[Task statement]: Exclude the pictures, then copy all remaining records exactly.

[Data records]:
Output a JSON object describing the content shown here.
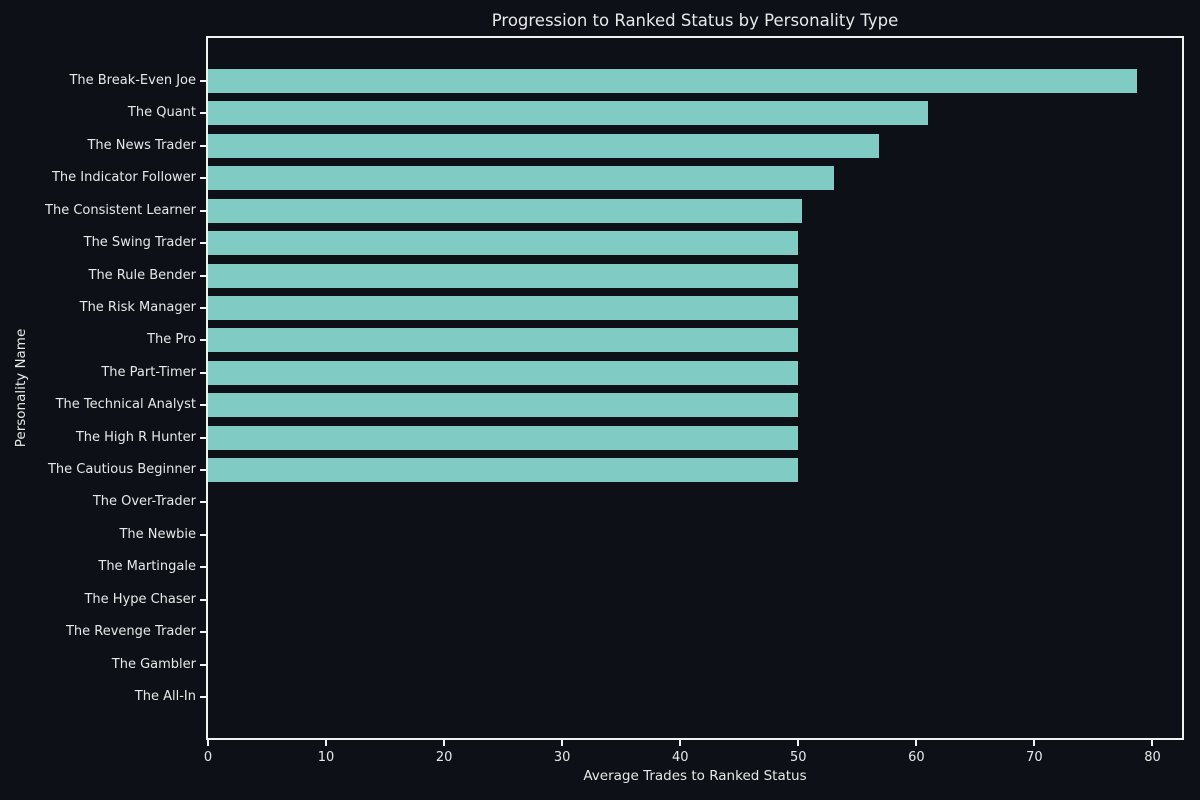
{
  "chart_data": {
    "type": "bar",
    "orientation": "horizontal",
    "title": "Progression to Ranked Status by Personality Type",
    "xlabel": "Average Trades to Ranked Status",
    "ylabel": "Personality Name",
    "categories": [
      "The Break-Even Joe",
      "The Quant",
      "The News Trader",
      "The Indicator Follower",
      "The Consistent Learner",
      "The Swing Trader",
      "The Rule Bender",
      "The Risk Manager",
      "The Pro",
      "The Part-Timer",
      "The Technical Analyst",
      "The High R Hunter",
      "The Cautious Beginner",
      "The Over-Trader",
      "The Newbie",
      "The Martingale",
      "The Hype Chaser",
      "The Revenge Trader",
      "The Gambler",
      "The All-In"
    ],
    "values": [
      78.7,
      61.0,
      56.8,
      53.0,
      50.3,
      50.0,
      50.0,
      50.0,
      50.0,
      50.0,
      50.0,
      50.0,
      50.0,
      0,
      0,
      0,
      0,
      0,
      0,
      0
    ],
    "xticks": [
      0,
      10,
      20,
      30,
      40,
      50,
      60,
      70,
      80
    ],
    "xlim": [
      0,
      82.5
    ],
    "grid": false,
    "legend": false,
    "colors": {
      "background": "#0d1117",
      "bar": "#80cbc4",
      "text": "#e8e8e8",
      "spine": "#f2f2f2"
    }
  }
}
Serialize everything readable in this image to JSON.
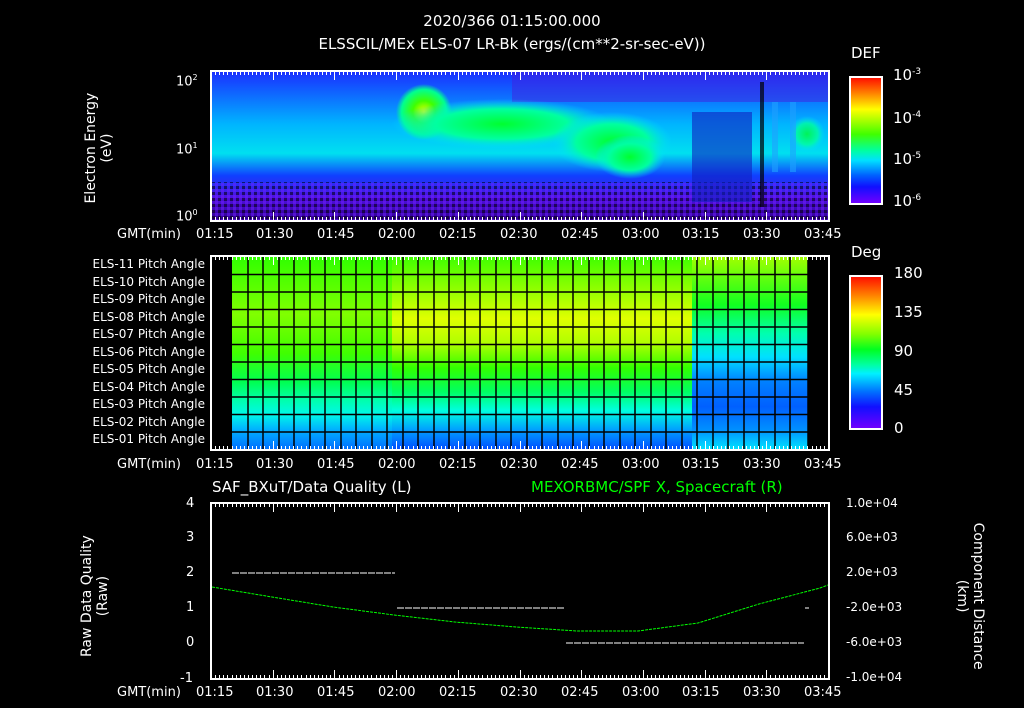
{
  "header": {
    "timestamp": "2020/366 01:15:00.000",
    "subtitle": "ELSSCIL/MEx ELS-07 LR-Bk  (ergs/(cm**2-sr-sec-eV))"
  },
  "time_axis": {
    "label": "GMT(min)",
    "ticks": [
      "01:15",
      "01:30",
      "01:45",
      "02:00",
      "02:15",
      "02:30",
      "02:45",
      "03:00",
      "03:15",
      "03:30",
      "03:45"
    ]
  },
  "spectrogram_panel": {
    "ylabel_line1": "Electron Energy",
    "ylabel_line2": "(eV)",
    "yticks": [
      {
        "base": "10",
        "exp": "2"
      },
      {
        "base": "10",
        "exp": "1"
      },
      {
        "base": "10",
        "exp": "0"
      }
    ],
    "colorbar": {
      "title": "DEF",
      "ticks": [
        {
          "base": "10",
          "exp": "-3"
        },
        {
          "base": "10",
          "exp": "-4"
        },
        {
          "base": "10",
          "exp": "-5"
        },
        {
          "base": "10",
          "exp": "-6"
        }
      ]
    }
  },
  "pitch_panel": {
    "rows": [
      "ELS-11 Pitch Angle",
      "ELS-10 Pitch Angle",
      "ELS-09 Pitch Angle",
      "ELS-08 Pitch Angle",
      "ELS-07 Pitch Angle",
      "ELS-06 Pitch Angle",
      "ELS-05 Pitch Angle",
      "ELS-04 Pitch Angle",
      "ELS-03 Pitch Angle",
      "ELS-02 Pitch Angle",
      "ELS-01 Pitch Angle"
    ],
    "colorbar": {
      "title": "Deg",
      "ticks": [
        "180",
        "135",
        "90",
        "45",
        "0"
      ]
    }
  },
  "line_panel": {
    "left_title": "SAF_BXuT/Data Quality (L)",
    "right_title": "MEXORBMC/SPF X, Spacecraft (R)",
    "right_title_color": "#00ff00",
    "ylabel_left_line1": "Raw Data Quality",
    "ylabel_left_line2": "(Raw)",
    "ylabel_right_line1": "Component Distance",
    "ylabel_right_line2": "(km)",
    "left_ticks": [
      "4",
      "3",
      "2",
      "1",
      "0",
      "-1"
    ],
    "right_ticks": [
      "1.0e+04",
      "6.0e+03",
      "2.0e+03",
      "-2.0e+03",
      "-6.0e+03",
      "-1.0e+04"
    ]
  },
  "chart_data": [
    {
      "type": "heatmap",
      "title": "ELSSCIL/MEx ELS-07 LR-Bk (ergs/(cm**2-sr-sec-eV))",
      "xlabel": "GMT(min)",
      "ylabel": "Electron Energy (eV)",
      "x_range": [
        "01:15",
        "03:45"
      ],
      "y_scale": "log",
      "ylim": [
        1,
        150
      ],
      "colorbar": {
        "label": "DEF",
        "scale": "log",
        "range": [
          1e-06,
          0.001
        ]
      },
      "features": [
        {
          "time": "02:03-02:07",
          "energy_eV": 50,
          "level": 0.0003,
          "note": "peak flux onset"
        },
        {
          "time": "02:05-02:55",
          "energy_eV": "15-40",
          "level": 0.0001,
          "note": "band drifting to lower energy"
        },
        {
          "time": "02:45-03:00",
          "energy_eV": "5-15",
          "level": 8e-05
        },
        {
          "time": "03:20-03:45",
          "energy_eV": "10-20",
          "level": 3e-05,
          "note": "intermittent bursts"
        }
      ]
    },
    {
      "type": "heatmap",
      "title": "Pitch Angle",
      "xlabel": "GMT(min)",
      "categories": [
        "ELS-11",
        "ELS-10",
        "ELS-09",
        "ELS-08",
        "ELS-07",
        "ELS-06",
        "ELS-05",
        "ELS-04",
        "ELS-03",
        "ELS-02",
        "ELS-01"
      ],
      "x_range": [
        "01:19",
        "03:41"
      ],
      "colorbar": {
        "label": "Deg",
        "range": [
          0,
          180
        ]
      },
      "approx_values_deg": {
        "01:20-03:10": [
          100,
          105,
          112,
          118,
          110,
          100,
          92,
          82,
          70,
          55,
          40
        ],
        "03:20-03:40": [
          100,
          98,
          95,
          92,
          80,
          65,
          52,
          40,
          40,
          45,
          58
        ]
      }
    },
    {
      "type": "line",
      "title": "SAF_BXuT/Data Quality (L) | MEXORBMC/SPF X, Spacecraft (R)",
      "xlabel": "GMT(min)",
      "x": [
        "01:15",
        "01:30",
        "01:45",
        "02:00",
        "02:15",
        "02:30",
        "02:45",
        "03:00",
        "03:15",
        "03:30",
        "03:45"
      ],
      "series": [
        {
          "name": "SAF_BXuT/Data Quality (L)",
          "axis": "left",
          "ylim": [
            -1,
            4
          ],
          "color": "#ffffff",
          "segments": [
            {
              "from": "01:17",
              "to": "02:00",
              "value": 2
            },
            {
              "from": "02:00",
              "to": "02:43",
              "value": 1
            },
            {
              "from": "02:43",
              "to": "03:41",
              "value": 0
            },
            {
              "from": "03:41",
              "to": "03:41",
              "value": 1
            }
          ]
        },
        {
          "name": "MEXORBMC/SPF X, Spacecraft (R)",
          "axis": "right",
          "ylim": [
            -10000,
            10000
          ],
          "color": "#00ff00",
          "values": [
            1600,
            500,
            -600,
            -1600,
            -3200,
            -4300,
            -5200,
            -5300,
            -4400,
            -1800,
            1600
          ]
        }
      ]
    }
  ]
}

[Output of the exercise]:
Output a JSON object describing the content shown here.
{
  "chart_data": {
    "type": "bar",
    "orientation": "horizontal",
    "title": "Progression to Ranked Status by Personality Type",
    "xlabel": "Average Trades to Ranked Status",
    "ylabel": "Personality Name",
    "categories": [
      "The Break-Even Joe",
      "The Quant",
      "The News Trader",
      "The Indicator Follower",
      "The Consistent Learner",
      "The Swing Trader",
      "The Rule Bender",
      "The Risk Manager",
      "The Pro",
      "The Part-Timer",
      "The Technical Analyst",
      "The High R Hunter",
      "The Cautious Beginner",
      "The Over-Trader",
      "The Newbie",
      "The Martingale",
      "The Hype Chaser",
      "The Revenge Trader",
      "The Gambler",
      "The All-In"
    ],
    "values": [
      78.7,
      61.0,
      56.8,
      53.0,
      50.3,
      50.0,
      50.0,
      50.0,
      50.0,
      50.0,
      50.0,
      50.0,
      50.0,
      0,
      0,
      0,
      0,
      0,
      0,
      0
    ],
    "xticks": [
      0,
      10,
      20,
      30,
      40,
      50,
      60,
      70,
      80
    ],
    "xlim": [
      0,
      82.5
    ],
    "grid": false,
    "legend": false,
    "colors": {
      "background": "#0d1117",
      "bar": "#80cbc4",
      "text": "#e8e8e8",
      "spine": "#f2f2f2"
    }
  }
}
Serialize everything readable in this image to JSON.
{
  "header": {
    "timestamp": "2020/366 01:15:00.000",
    "subtitle": "ELSSCIL/MEx ELS-07 LR-Bk  (ergs/(cm**2-sr-sec-eV))"
  },
  "time_axis": {
    "label": "GMT(min)",
    "ticks": [
      "01:15",
      "01:30",
      "01:45",
      "02:00",
      "02:15",
      "02:30",
      "02:45",
      "03:00",
      "03:15",
      "03:30",
      "03:45"
    ]
  },
  "spectrogram_panel": {
    "ylabel_line1": "Electron Energy",
    "ylabel_line2": "(eV)",
    "yticks": [
      {
        "base": "10",
        "exp": "2"
      },
      {
        "base": "10",
        "exp": "1"
      },
      {
        "base": "10",
        "exp": "0"
      }
    ],
    "colorbar": {
      "title": "DEF",
      "ticks": [
        {
          "base": "10",
          "exp": "-3"
        },
        {
          "base": "10",
          "exp": "-4"
        },
        {
          "base": "10",
          "exp": "-5"
        },
        {
          "base": "10",
          "exp": "-6"
        }
      ]
    }
  },
  "pitch_panel": {
    "rows": [
      "ELS-11 Pitch Angle",
      "ELS-10 Pitch Angle",
      "ELS-09 Pitch Angle",
      "ELS-08 Pitch Angle",
      "ELS-07 Pitch Angle",
      "ELS-06 Pitch Angle",
      "ELS-05 Pitch Angle",
      "ELS-04 Pitch Angle",
      "ELS-03 Pitch Angle",
      "ELS-02 Pitch Angle",
      "ELS-01 Pitch Angle"
    ],
    "colorbar": {
      "title": "Deg",
      "ticks": [
        "180",
        "135",
        "90",
        "45",
        "0"
      ]
    }
  },
  "line_panel": {
    "left_title": "SAF_BXuT/Data Quality (L)",
    "right_title": "MEXORBMC/SPF X, Spacecraft (R)",
    "right_title_color": "#00ff00",
    "ylabel_left_line1": "Raw Data Quality",
    "ylabel_left_line2": "(Raw)",
    "ylabel_right_line1": "Component Distance",
    "ylabel_right_line2": "(km)",
    "left_ticks": [
      "4",
      "3",
      "2",
      "1",
      "0",
      "-1"
    ],
    "right_ticks": [
      "1.0e+04",
      "6.0e+03",
      "2.0e+03",
      "-2.0e+03",
      "-6.0e+03",
      "-1.0e+04"
    ]
  },
  "chart_data": [
    {
      "type": "heatmap",
      "title": "ELSSCIL/MEx ELS-07 LR-Bk (ergs/(cm**2-sr-sec-eV))",
      "xlabel": "GMT(min)",
      "ylabel": "Electron Energy (eV)",
      "x_range": [
        "01:15",
        "03:45"
      ],
      "y_scale": "log",
      "ylim": [
        1,
        150
      ],
      "colorbar": {
        "label": "DEF",
        "scale": "log",
        "range": [
          1e-06,
          0.001
        ]
      },
      "features": [
        {
          "time": "02:03-02:07",
          "energy_eV": 50,
          "level": 0.0003,
          "note": "peak flux onset"
        },
        {
          "time": "02:05-02:55",
          "energy_eV": "15-40",
          "level": 0.0001,
          "note": "band drifting to lower energy"
        },
        {
          "time": "02:45-03:00",
          "energy_eV": "5-15",
          "level": 8e-05
        },
        {
          "time": "03:20-03:45",
          "energy_eV": "10-20",
          "level": 3e-05,
          "note": "intermittent bursts"
        }
      ]
    },
    {
      "type": "heatmap",
      "title": "Pitch Angle",
      "xlabel": "GMT(min)",
      "categories": [
        "ELS-11",
        "ELS-10",
        "ELS-09",
        "ELS-08",
        "ELS-07",
        "ELS-06",
        "ELS-05",
        "ELS-04",
        "ELS-03",
        "ELS-02",
        "ELS-01"
      ],
      "x_range": [
        "01:19",
        "03:41"
      ],
      "colorbar": {
        "label": "Deg",
        "range": [
          0,
          180
        ]
      },
      "approx_values_deg": {
        "01:20-03:10": [
          100,
          105,
          112,
          118,
          110,
          100,
          92,
          82,
          70,
          55,
          40
        ],
        "03:20-03:40": [
          100,
          98,
          95,
          92,
          80,
          65,
          52,
          40,
          40,
          45,
          58
        ]
      }
    },
    {
      "type": "line",
      "title": "SAF_BXuT/Data Quality (L) | MEXORBMC/SPF X, Spacecraft (R)",
      "xlabel": "GMT(min)",
      "x": [
        "01:15",
        "01:30",
        "01:45",
        "02:00",
        "02:15",
        "02:30",
        "02:45",
        "03:00",
        "03:15",
        "03:30",
        "03:45"
      ],
      "series": [
        {
          "name": "SAF_BXuT/Data Quality (L)",
          "axis": "left",
          "ylim": [
            -1,
            4
          ],
          "color": "#ffffff",
          "segments": [
            {
              "from": "01:17",
              "to": "02:00",
              "value": 2
            },
            {
              "from": "02:00",
              "to": "02:43",
              "value": 1
            },
            {
              "from": "02:43",
              "to": "03:41",
              "value": 0
            },
            {
              "from": "03:41",
              "to": "03:41",
              "value": 1
            }
          ]
        },
        {
          "name": "MEXORBMC/SPF X, Spacecraft (R)",
          "axis": "right",
          "ylim": [
            -10000,
            10000
          ],
          "color": "#00ff00",
          "values": [
            1600,
            500,
            -600,
            -1600,
            -3200,
            -4300,
            -5200,
            -5300,
            -4400,
            -1800,
            1600
          ]
        }
      ]
    }
  ]
}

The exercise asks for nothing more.